● **Dataset excerpts**:
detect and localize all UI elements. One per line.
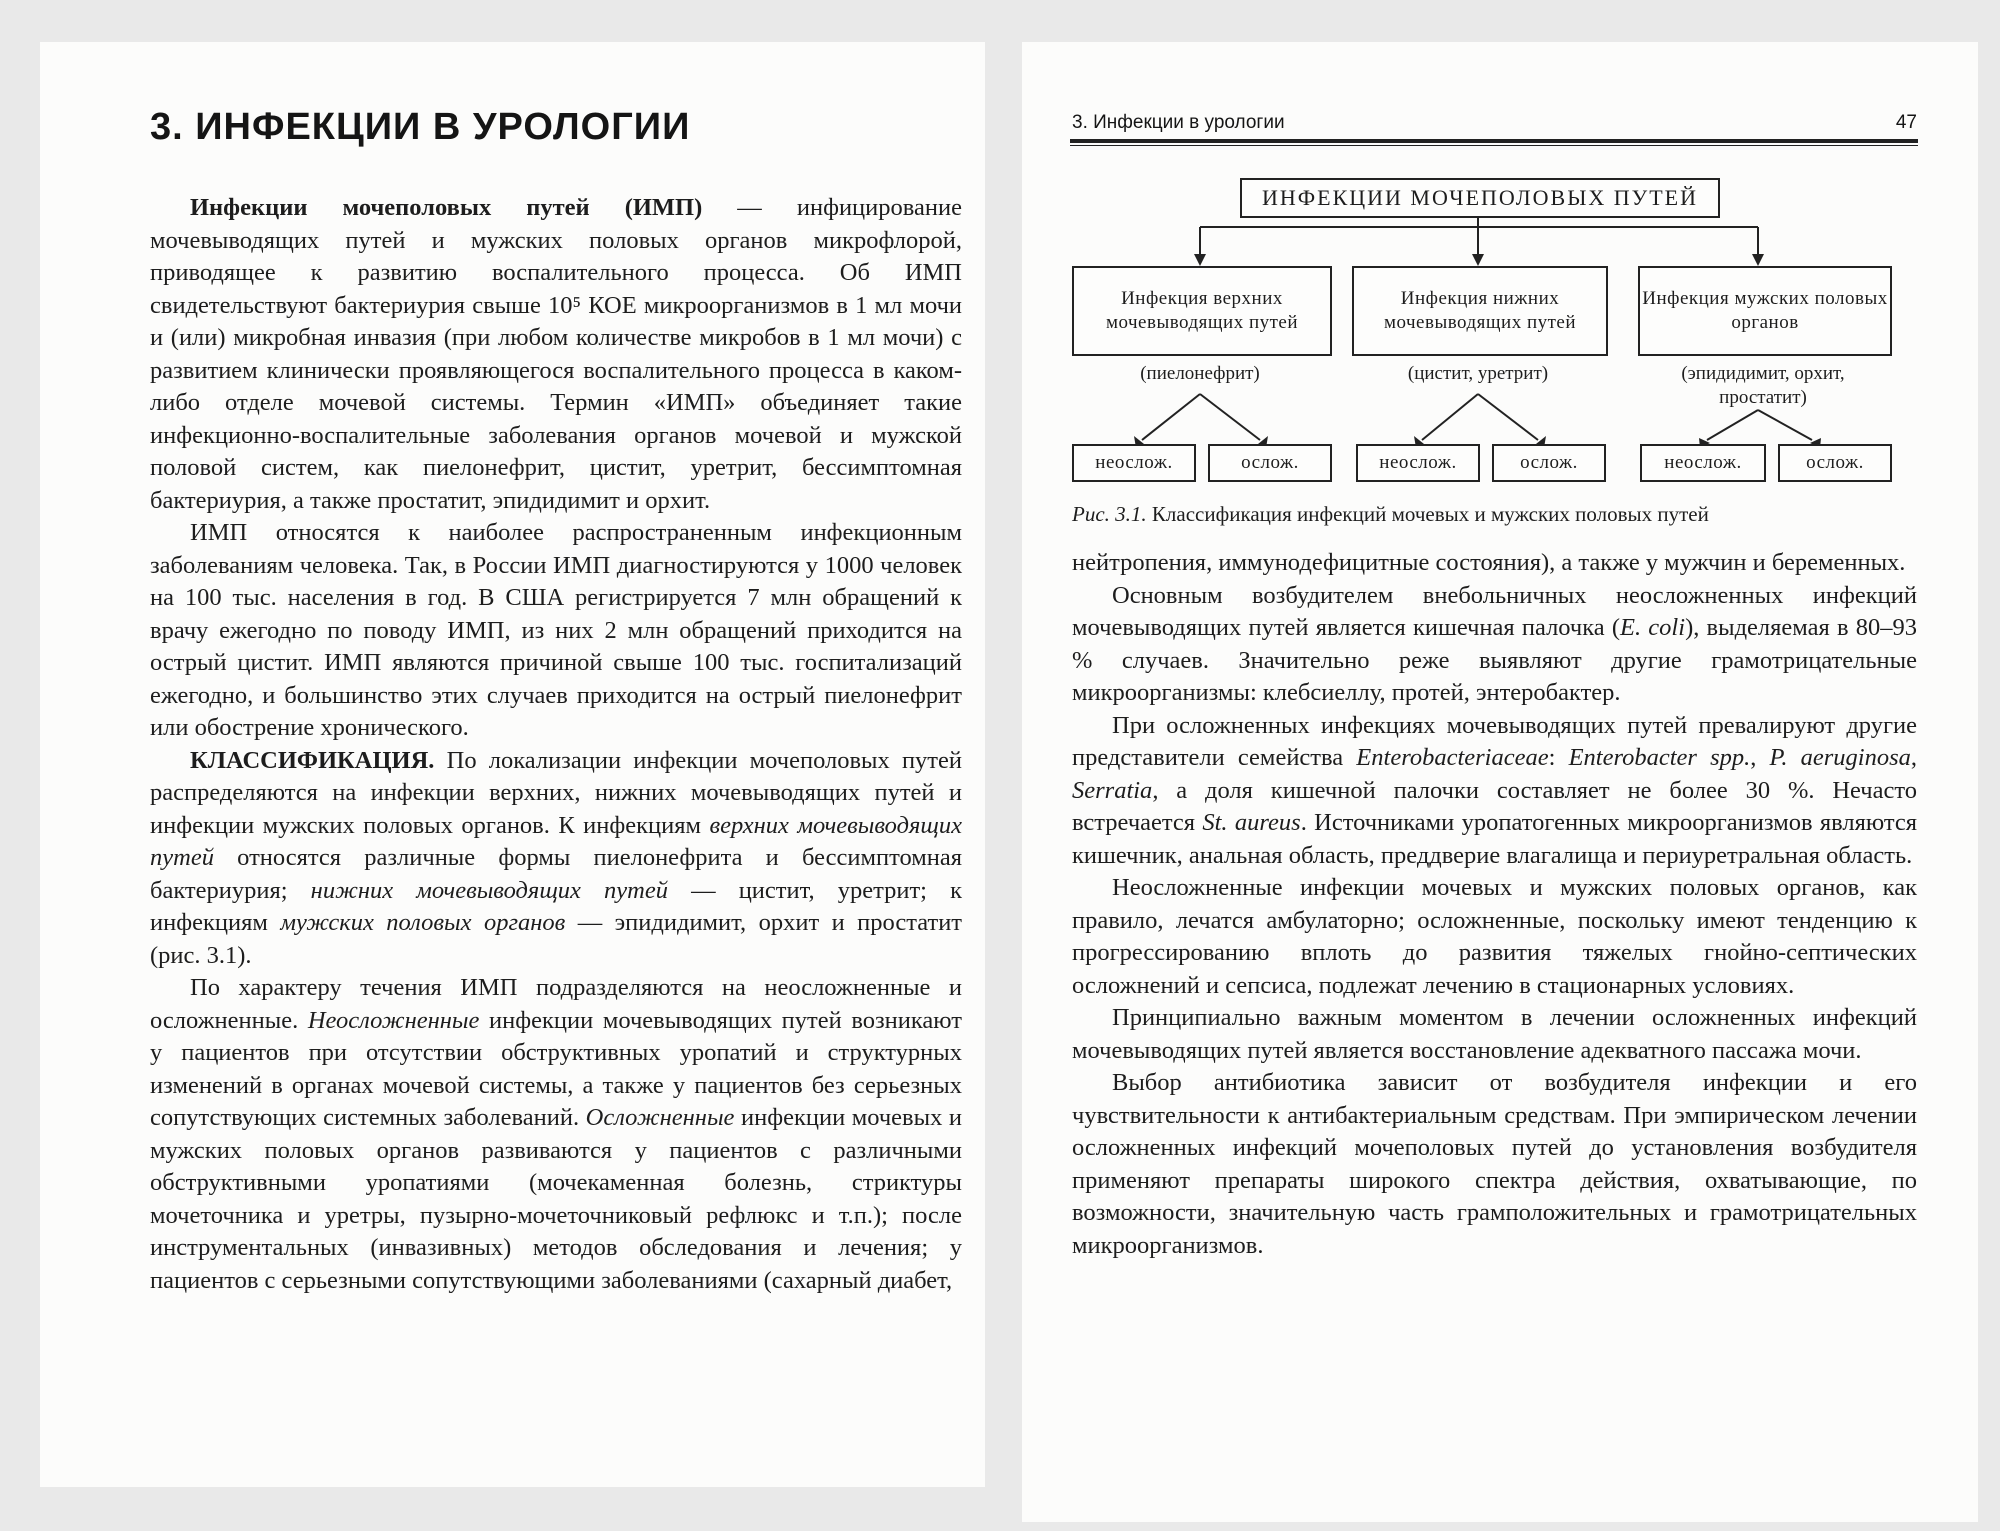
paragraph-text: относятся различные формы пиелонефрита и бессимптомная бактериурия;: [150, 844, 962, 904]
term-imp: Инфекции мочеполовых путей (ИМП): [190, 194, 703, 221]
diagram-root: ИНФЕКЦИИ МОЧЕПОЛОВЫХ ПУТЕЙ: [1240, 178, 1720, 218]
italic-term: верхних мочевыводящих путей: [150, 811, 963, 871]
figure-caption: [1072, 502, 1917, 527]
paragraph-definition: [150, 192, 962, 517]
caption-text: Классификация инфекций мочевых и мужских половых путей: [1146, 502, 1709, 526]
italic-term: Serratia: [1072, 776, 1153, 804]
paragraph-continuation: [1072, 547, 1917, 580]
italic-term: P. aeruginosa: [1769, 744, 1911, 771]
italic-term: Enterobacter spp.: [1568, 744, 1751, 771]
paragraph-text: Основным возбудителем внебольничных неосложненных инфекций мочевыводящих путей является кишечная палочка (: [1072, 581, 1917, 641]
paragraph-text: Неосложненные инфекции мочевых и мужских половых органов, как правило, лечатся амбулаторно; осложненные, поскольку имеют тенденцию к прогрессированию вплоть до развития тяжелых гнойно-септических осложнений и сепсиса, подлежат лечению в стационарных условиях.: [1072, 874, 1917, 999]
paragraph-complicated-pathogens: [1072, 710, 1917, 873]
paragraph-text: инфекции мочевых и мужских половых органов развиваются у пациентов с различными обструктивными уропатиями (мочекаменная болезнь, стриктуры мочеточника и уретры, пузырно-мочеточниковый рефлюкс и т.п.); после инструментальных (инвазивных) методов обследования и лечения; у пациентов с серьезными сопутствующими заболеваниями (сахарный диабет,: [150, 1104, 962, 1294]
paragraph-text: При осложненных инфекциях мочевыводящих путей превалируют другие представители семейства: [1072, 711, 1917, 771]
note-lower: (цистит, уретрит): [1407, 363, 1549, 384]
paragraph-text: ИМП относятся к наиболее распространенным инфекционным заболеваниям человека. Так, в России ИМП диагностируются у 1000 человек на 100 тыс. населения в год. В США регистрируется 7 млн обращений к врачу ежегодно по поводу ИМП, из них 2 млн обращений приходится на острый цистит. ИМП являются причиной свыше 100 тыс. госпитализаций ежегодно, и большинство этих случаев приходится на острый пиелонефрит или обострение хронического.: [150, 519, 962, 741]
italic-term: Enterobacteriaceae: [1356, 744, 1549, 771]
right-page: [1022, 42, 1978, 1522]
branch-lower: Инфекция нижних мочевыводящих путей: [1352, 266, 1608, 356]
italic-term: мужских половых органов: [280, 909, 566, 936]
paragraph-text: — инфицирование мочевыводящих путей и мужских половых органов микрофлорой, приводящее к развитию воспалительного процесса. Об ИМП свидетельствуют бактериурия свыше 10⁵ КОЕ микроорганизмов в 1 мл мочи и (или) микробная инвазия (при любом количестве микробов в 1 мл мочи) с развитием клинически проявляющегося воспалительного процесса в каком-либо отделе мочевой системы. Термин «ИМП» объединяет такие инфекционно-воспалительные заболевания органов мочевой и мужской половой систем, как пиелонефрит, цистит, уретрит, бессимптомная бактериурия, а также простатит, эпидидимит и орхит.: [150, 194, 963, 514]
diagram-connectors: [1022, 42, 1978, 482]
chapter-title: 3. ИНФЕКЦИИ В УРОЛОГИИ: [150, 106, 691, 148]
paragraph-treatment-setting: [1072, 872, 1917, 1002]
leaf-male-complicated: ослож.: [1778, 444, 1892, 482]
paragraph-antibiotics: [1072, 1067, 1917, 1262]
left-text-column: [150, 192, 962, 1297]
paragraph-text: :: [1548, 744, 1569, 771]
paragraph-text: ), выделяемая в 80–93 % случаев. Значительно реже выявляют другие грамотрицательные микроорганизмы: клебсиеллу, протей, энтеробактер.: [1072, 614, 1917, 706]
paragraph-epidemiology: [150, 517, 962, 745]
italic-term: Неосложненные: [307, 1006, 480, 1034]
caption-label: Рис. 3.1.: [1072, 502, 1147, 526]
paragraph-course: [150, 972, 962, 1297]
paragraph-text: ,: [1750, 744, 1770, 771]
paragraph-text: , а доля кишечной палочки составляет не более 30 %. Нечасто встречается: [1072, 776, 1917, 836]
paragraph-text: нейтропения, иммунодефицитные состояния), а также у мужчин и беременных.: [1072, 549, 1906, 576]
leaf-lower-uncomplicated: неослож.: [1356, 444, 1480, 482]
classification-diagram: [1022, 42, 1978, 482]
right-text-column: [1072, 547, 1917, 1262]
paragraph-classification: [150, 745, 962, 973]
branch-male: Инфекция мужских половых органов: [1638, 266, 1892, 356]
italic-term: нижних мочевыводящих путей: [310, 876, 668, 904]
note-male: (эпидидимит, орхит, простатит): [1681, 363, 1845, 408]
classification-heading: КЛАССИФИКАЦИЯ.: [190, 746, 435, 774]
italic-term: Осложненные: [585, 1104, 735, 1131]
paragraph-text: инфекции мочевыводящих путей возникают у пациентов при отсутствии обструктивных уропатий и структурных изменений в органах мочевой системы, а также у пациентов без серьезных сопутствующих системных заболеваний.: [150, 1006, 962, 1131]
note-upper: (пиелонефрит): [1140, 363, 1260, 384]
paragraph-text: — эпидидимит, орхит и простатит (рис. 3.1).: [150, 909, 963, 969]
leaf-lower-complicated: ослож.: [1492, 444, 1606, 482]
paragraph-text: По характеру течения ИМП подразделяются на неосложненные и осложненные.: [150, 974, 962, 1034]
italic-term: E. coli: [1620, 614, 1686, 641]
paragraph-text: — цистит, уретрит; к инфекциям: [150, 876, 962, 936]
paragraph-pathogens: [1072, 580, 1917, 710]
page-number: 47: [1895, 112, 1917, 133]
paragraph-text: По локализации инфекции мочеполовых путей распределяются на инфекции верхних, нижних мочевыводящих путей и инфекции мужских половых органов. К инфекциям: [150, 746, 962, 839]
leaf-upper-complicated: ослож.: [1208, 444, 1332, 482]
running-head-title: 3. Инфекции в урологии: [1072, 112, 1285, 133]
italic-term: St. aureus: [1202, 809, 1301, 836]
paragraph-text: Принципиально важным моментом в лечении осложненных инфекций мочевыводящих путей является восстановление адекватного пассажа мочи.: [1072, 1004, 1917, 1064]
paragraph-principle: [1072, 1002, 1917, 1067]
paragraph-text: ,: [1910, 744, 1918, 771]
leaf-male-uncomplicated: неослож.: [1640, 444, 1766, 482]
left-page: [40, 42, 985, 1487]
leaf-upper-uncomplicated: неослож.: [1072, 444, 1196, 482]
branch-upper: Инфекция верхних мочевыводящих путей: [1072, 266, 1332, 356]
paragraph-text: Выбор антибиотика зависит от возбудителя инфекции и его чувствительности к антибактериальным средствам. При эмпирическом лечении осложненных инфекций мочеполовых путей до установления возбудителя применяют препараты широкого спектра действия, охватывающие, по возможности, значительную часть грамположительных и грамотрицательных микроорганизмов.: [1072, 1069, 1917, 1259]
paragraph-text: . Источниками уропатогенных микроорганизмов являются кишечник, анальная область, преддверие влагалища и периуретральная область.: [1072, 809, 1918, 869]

● **Activity**: Apply a filter for "page" to the entries and show each line that passes.

● **Answer to the problem**:
right-page: [1022, 42, 1978, 1522]
page-number: 47: [1895, 112, 1917, 133]
left-page: [40, 42, 985, 1487]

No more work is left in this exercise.